-- START DATA RECORDS --
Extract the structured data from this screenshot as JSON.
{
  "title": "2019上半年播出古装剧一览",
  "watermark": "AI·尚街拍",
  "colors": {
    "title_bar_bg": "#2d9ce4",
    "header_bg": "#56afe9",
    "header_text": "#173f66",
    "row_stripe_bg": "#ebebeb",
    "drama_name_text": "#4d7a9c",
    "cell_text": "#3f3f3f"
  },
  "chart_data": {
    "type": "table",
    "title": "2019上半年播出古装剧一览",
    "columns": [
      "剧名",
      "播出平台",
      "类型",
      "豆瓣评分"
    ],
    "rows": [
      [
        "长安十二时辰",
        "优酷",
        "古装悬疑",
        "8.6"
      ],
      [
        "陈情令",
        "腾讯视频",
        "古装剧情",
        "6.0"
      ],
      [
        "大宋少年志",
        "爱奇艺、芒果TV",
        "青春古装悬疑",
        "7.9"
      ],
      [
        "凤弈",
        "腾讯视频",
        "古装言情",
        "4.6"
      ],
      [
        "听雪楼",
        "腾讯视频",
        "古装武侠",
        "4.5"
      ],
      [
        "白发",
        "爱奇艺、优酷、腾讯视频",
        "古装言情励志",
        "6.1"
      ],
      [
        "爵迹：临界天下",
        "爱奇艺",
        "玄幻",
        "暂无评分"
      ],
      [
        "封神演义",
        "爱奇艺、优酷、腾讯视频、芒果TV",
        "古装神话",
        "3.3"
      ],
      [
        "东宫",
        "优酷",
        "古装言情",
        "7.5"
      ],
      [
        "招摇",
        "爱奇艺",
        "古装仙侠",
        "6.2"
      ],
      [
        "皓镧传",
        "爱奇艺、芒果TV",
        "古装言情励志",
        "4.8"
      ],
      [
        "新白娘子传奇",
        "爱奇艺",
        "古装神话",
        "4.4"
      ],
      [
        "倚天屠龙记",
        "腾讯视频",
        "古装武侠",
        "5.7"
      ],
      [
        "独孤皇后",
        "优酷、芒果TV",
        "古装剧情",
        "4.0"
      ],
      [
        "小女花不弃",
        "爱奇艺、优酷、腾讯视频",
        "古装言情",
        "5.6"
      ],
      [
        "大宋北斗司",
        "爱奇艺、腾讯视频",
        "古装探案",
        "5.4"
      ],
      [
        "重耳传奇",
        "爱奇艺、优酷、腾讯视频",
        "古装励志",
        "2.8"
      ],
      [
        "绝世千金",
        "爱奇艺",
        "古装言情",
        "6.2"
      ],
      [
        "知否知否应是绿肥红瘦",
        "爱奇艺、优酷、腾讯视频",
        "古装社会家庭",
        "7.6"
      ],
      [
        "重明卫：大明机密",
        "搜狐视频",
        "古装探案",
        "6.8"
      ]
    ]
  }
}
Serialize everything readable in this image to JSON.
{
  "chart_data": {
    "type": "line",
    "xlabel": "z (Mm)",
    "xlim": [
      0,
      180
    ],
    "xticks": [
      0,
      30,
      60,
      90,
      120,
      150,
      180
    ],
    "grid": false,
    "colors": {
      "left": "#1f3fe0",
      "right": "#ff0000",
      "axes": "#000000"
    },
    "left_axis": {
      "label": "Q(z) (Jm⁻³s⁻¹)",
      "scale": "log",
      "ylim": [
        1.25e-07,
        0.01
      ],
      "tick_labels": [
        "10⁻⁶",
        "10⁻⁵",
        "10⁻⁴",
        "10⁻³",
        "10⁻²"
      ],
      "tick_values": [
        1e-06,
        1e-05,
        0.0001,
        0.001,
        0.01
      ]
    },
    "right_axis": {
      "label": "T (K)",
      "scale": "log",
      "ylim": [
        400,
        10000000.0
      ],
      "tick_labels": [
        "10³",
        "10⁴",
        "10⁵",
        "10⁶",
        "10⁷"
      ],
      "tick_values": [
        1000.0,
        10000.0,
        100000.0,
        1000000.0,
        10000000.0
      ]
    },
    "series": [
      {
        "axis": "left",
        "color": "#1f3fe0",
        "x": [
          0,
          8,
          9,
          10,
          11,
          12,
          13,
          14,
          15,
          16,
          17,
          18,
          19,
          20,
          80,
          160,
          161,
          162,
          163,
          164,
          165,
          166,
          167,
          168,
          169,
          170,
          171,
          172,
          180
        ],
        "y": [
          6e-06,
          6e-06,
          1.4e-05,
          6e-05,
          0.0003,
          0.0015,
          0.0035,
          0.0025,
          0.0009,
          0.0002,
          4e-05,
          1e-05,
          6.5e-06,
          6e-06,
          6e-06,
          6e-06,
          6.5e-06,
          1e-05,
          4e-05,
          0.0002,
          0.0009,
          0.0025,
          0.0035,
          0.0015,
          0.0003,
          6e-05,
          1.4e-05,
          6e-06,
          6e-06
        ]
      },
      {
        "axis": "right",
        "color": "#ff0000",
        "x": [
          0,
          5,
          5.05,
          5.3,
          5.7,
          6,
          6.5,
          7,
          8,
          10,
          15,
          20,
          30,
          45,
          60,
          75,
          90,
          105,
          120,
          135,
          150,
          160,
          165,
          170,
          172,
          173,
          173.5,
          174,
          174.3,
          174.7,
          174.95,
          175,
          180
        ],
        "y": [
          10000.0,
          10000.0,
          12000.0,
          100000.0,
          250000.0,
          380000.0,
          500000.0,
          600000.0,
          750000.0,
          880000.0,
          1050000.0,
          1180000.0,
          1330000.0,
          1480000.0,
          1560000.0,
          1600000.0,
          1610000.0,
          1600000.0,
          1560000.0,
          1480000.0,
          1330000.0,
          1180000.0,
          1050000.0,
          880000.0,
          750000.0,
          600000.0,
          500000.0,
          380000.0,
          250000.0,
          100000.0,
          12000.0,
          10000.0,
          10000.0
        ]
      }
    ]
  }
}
-- END DATA RECORDS --
**TASK DETAILS**
All of the records must be retyped exactly as they are.

**FINAL RESULT**
Extract the structured data from this screenshot as JSON.
{
  "title": "2019上半年播出古装剧一览",
  "watermark": "AI·尚街拍",
  "colors": {
    "title_bar_bg": "#2d9ce4",
    "header_bg": "#56afe9",
    "header_text": "#173f66",
    "row_stripe_bg": "#ebebeb",
    "drama_name_text": "#4d7a9c",
    "cell_text": "#3f3f3f"
  },
  "chart_data": {
    "type": "table",
    "title": "2019上半年播出古装剧一览",
    "columns": [
      "剧名",
      "播出平台",
      "类型",
      "豆瓣评分"
    ],
    "rows": [
      [
        "长安十二时辰",
        "优酷",
        "古装悬疑",
        "8.6"
      ],
      [
        "陈情令",
        "腾讯视频",
        "古装剧情",
        "6.0"
      ],
      [
        "大宋少年志",
        "爱奇艺、芒果TV",
        "青春古装悬疑",
        "7.9"
      ],
      [
        "凤弈",
        "腾讯视频",
        "古装言情",
        "4.6"
      ],
      [
        "听雪楼",
        "腾讯视频",
        "古装武侠",
        "4.5"
      ],
      [
        "白发",
        "爱奇艺、优酷、腾讯视频",
        "古装言情励志",
        "6.1"
      ],
      [
        "爵迹：临界天下",
        "爱奇艺",
        "玄幻",
        "暂无评分"
      ],
      [
        "封神演义",
        "爱奇艺、优酷、腾讯视频、芒果TV",
        "古装神话",
        "3.3"
      ],
      [
        "东宫",
        "优酷",
        "古装言情",
        "7.5"
      ],
      [
        "招摇",
        "爱奇艺",
        "古装仙侠",
        "6.2"
      ],
      [
        "皓镧传",
        "爱奇艺、芒果TV",
        "古装言情励志",
        "4.8"
      ],
      [
        "新白娘子传奇",
        "爱奇艺",
        "古装神话",
        "4.4"
      ],
      [
        "倚天屠龙记",
        "腾讯视频",
        "古装武侠",
        "5.7"
      ],
      [
        "独孤皇后",
        "优酷、芒果TV",
        "古装剧情",
        "4.0"
      ],
      [
        "小女花不弃",
        "爱奇艺、优酷、腾讯视频",
        "古装言情",
        "5.6"
      ],
      [
        "大宋北斗司",
        "爱奇艺、腾讯视频",
        "古装探案",
        "5.4"
      ],
      [
        "重耳传奇",
        "爱奇艺、优酷、腾讯视频",
        "古装励志",
        "2.8"
      ],
      [
        "绝世千金",
        "爱奇艺",
        "古装言情",
        "6.2"
      ],
      [
        "知否知否应是绿肥红瘦",
        "爱奇艺、优酷、腾讯视频",
        "古装社会家庭",
        "7.6"
      ],
      [
        "重明卫：大明机密",
        "搜狐视频",
        "古装探案",
        "6.8"
      ]
    ]
  }
}
Serialize everything readable in this image to JSON.
{
  "chart_data": {
    "type": "line",
    "xlabel": "z (Mm)",
    "xlim": [
      0,
      180
    ],
    "xticks": [
      0,
      30,
      60,
      90,
      120,
      150,
      180
    ],
    "grid": false,
    "colors": {
      "left": "#1f3fe0",
      "right": "#ff0000",
      "axes": "#000000"
    },
    "left_axis": {
      "label": "Q(z) (Jm⁻³s⁻¹)",
      "scale": "log",
      "ylim": [
        1.25e-07,
        0.01
      ],
      "tick_labels": [
        "10⁻⁶",
        "10⁻⁵",
        "10⁻⁴",
        "10⁻³",
        "10⁻²"
      ],
      "tick_values": [
        1e-06,
        1e-05,
        0.0001,
        0.001,
        0.01
      ]
    },
    "right_axis": {
      "label": "T (K)",
      "scale": "log",
      "ylim": [
        400,
        10000000.0
      ],
      "tick_labels": [
        "10³",
        "10⁴",
        "10⁵",
        "10⁶",
        "10⁷"
      ],
      "tick_values": [
        1000.0,
        10000.0,
        100000.0,
        1000000.0,
        10000000.0
      ]
    },
    "series": [
      {
        "axis": "left",
        "color": "#1f3fe0",
        "x": [
          0,
          8,
          9,
          10,
          11,
          12,
          13,
          14,
          15,
          16,
          17,
          18,
          19,
          20,
          80,
          160,
          161,
          162,
          163,
          164,
          165,
          166,
          167,
          168,
          169,
          170,
          171,
          172,
          180
        ],
        "y": [
          6e-06,
          6e-06,
          1.4e-05,
          6e-05,
          0.0003,
          0.0015,
          0.0035,
          0.0025,
          0.0009,
          0.0002,
          4e-05,
          1e-05,
          6.5e-06,
          6e-06,
          6e-06,
          6e-06,
          6.5e-06,
          1e-05,
          4e-05,
          0.0002,
          0.0009,
          0.0025,
          0.0035,
          0.0015,
          0.0003,
          6e-05,
          1.4e-05,
          6e-06,
          6e-06
        ]
      },
      {
        "axis": "right",
        "color": "#ff0000",
        "x": [
          0,
          5,
          5.05,
          5.3,
          5.7,
          6,
          6.5,
          7,
          8,
          10,
          15,
          20,
          30,
          45,
          60,
          75,
          90,
          105,
          120,
          135,
          150,
          160,
          165,
          170,
          172,
          173,
          173.5,
          174,
          174.3,
          174.7,
          174.95,
          175,
          180
        ],
        "y": [
          10000.0,
          10000.0,
          12000.0,
          100000.0,
          250000.0,
          380000.0,
          500000.0,
          600000.0,
          750000.0,
          880000.0,
          1050000.0,
          1180000.0,
          1330000.0,
          1480000.0,
          1560000.0,
          1600000.0,
          1610000.0,
          1600000.0,
          1560000.0,
          1480000.0,
          1330000.0,
          1180000.0,
          1050000.0,
          880000.0,
          750000.0,
          600000.0,
          500000.0,
          380000.0,
          250000.0,
          100000.0,
          12000.0,
          10000.0,
          10000.0
        ]
      }
    ]
  }
}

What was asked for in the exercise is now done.